> Objective: Gather all lines from the material that contain "ylabel".

(Dataset records on visual material)

▽

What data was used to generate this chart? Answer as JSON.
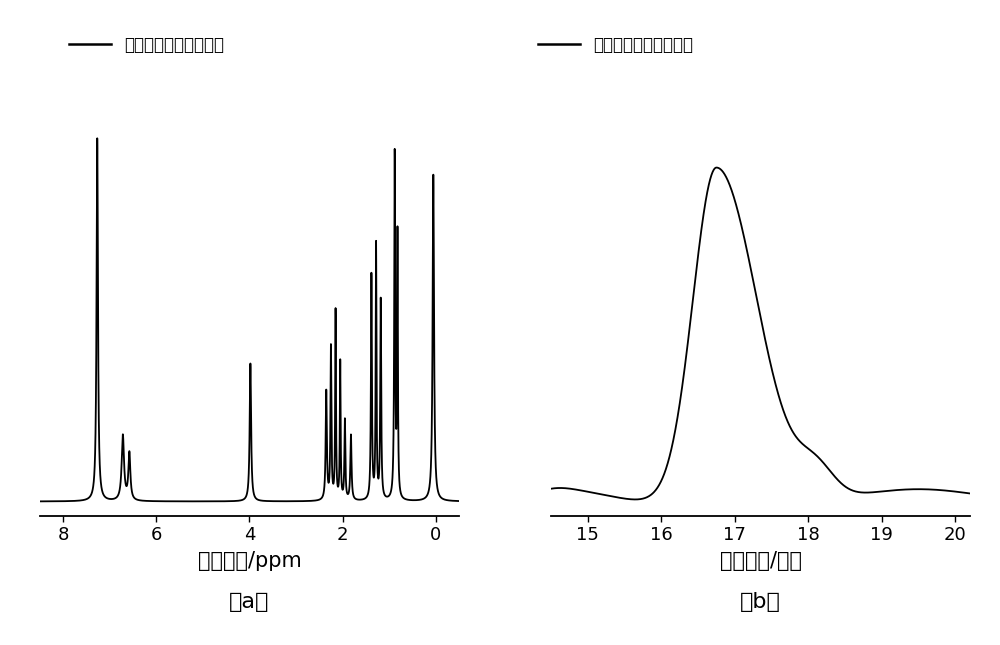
{
  "fig_width": 10.0,
  "fig_height": 6.45,
  "bg_color": "#ffffff",
  "legend_label": "双硅氢星型嵌段共聚物",
  "label_a": "（a）",
  "label_b": "（b）",
  "nmr_xlabel": "化学位移/ppm",
  "gpc_xlabel": "流出时间/分钟",
  "nmr_xlim": [
    8.5,
    -0.5
  ],
  "nmr_xticks": [
    8,
    6,
    4,
    2,
    0
  ],
  "gpc_xlim": [
    14.5,
    20.2
  ],
  "gpc_xticks": [
    15,
    16,
    17,
    18,
    19,
    20
  ],
  "line_color": "#000000",
  "line_width": 1.3
}
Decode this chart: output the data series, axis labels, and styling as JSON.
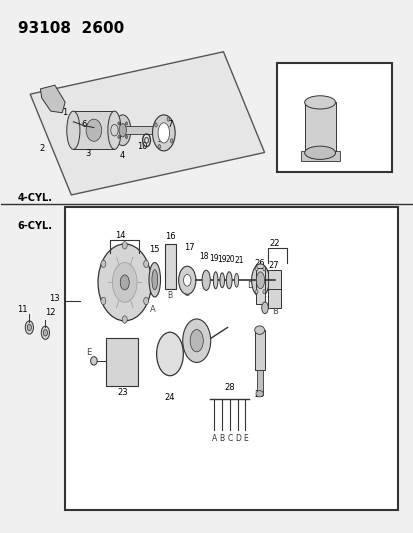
{
  "title": "93108  2600",
  "figsize": [
    4.14,
    5.33
  ],
  "dpi": 100,
  "label_4cyl": "4-CYL.",
  "label_6cyl": "6-CYL.",
  "line_color": "#333333",
  "bg_color": "#f0f0f0"
}
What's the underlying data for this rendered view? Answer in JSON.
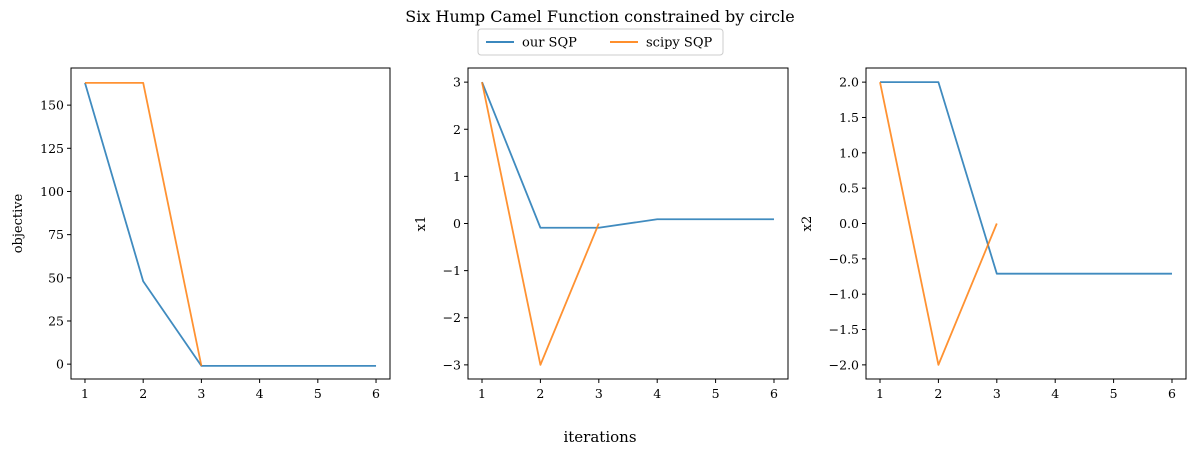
{
  "figure": {
    "title": "Six Hump Camel Function constrained by circle",
    "xlabel": "iterations"
  },
  "legend": {
    "placement": "upper-center",
    "entries": [
      {
        "name": "our SQP",
        "color": "#1f77b4"
      },
      {
        "name": "scipy SQP",
        "color": "#ff7f0e"
      }
    ]
  },
  "chart_data": [
    {
      "type": "line",
      "ylabel": "objective",
      "xlim": [
        0.76,
        6.24
      ],
      "ylim": [
        -8.6,
        171.5
      ],
      "xticks": [
        1,
        2,
        3,
        4,
        5,
        6
      ],
      "yticks": [
        0,
        25,
        50,
        75,
        100,
        125,
        150
      ],
      "series": [
        {
          "name": "our SQP",
          "color": "#1f77b4",
          "x": [
            1,
            2,
            3,
            4,
            5,
            6
          ],
          "y": [
            162.9,
            48.0,
            -1.0,
            -1.0,
            -1.0,
            -1.0
          ]
        },
        {
          "name": "scipy SQP",
          "color": "#ff7f0e",
          "x": [
            1,
            2,
            3
          ],
          "y": [
            162.9,
            162.9,
            -1.0
          ]
        }
      ]
    },
    {
      "type": "line",
      "ylabel": "x1",
      "xlim": [
        0.76,
        6.24
      ],
      "ylim": [
        -3.3,
        3.3
      ],
      "xticks": [
        1,
        2,
        3,
        4,
        5,
        6
      ],
      "yticks": [
        -3,
        -2,
        -1,
        0,
        1,
        2,
        3
      ],
      "ytick_labels": [
        "−3",
        "−2",
        "−1",
        "0",
        "1",
        "2",
        "3"
      ],
      "series": [
        {
          "name": "our SQP",
          "color": "#1f77b4",
          "x": [
            1,
            2,
            3,
            4,
            5,
            6
          ],
          "y": [
            3.0,
            -0.09,
            -0.09,
            0.09,
            0.09,
            0.09
          ]
        },
        {
          "name": "scipy SQP",
          "color": "#ff7f0e",
          "x": [
            1,
            2,
            3
          ],
          "y": [
            3.0,
            -3.0,
            0.0
          ]
        }
      ]
    },
    {
      "type": "line",
      "ylabel": "x2",
      "xlim": [
        0.76,
        6.24
      ],
      "ylim": [
        -2.2,
        2.2
      ],
      "xticks": [
        1,
        2,
        3,
        4,
        5,
        6
      ],
      "yticks": [
        -2.0,
        -1.5,
        -1.0,
        -0.5,
        0.0,
        0.5,
        1.0,
        1.5,
        2.0
      ],
      "ytick_labels": [
        "−2.0",
        "−1.5",
        "−1.0",
        "−0.5",
        "0.0",
        "0.5",
        "1.0",
        "1.5",
        "2.0"
      ],
      "series": [
        {
          "name": "our SQP",
          "color": "#1f77b4",
          "x": [
            1,
            2,
            3,
            4,
            5,
            6
          ],
          "y": [
            2.0,
            2.0,
            -0.71,
            -0.71,
            -0.71,
            -0.71
          ]
        },
        {
          "name": "scipy SQP",
          "color": "#ff7f0e",
          "x": [
            1,
            2,
            3
          ],
          "y": [
            2.0,
            -2.0,
            0.0
          ]
        }
      ]
    }
  ]
}
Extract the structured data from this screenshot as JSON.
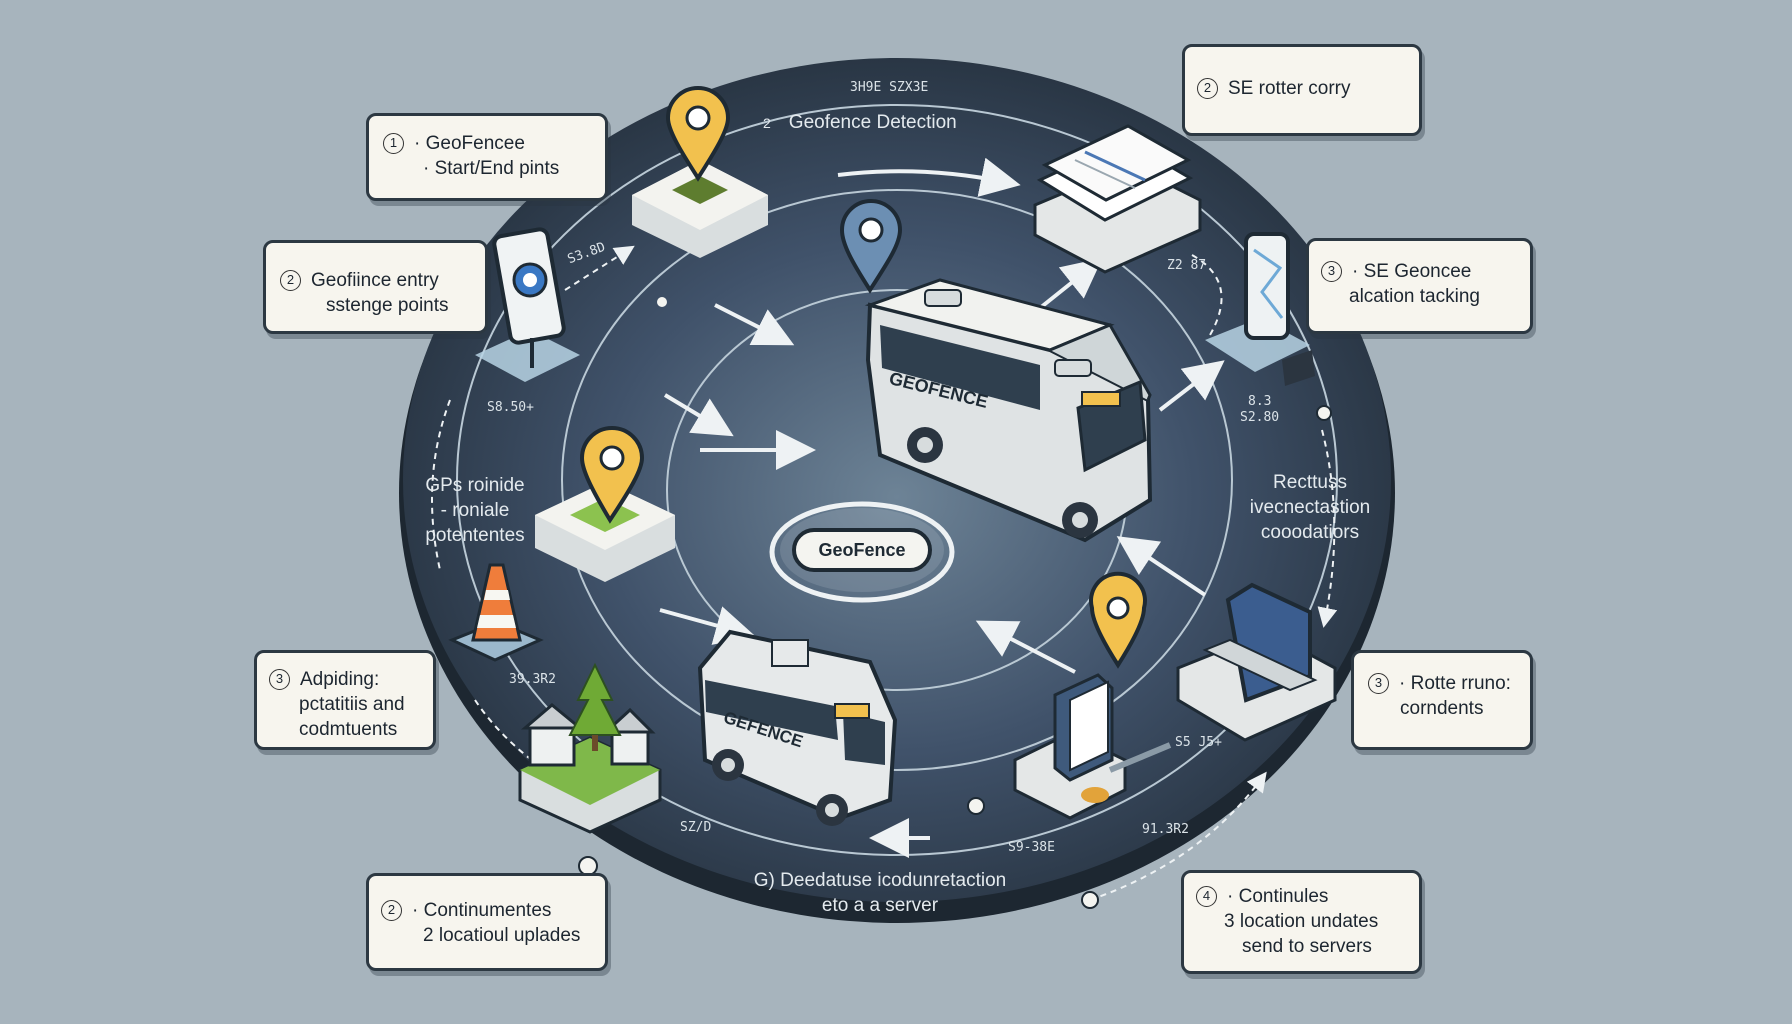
{
  "center_label": "GeoFence",
  "bus_main_label": "GEOFENCE",
  "bus_small_label": "GEFENCE",
  "top_label": {
    "num": "2",
    "text": "Geofence Detection"
  },
  "inner_labels": {
    "left_lines": [
      "GPs roinide",
      "- roniale",
      "potententes"
    ],
    "right_lines": [
      "Recttuss",
      "ivecnectastion",
      "cooodatiors"
    ],
    "bottom_lines": [
      "G) Deedatuse icodunretaction",
      "eto a a server"
    ]
  },
  "callouts": [
    {
      "num": "1",
      "lines": [
        "· GeoFencee",
        "· Start/End pints"
      ]
    },
    {
      "num": "2",
      "lines": [
        "Geofiince entry",
        "sstenge points"
      ]
    },
    {
      "num": "3",
      "lines": [
        "Adpiding:",
        "pctatitiis and",
        "codmtuents"
      ]
    },
    {
      "num": "2",
      "lines": [
        "· Continumentes",
        "2 locatioul uplades"
      ]
    },
    {
      "num": "2",
      "lines": [
        "SE rotter corry"
      ]
    },
    {
      "num": "3",
      "lines": [
        "· SE Geoncee",
        "alcation tacking"
      ]
    },
    {
      "num": "3",
      "lines": [
        "· Rotte rruno:",
        "corndents"
      ]
    },
    {
      "num": "4",
      "lines": [
        "· Continules",
        "3 location undates",
        "send to servers"
      ]
    }
  ],
  "tiny_labels": [
    "3H9E  SZX3E",
    "S3.8D",
    "Z2 87",
    "S8.50+",
    "8.3",
    "S2.80",
    "39.3R2",
    "SZ/D",
    "S9-38E",
    "S5 J5+",
    "91.3R2"
  ],
  "colors": {
    "background": "#a7b4bd",
    "disk": "#2f3d4a",
    "pin": "#f2c14e",
    "grass": "#7fb84a",
    "text_light": "#e4eaee"
  }
}
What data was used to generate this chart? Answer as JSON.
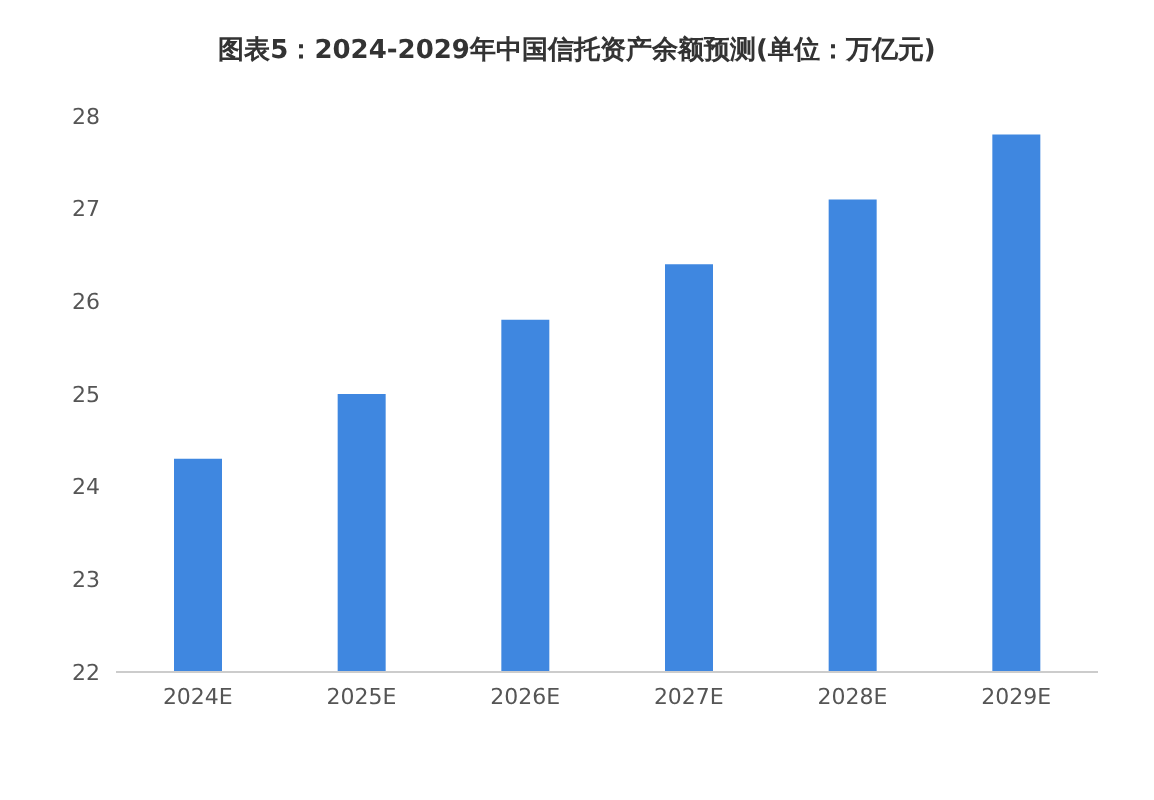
{
  "chart_data": {
    "type": "bar",
    "title": "图表5：2024-2029年中国信托资产余额预测(单位：万亿元)",
    "categories": [
      "2024E",
      "2025E",
      "2026E",
      "2027E",
      "2028E",
      "2029E"
    ],
    "values": [
      24.3,
      25.0,
      25.8,
      26.4,
      27.1,
      27.8
    ],
    "color": "#3f87e0",
    "ylim": [
      22,
      28
    ],
    "yticks": [
      22,
      23,
      24,
      25,
      26,
      27,
      28
    ],
    "grid": false
  }
}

△

> Worked solution:
      "ylabel": "objective",
      "ylabel": "x1",
      "ylabel": "x2",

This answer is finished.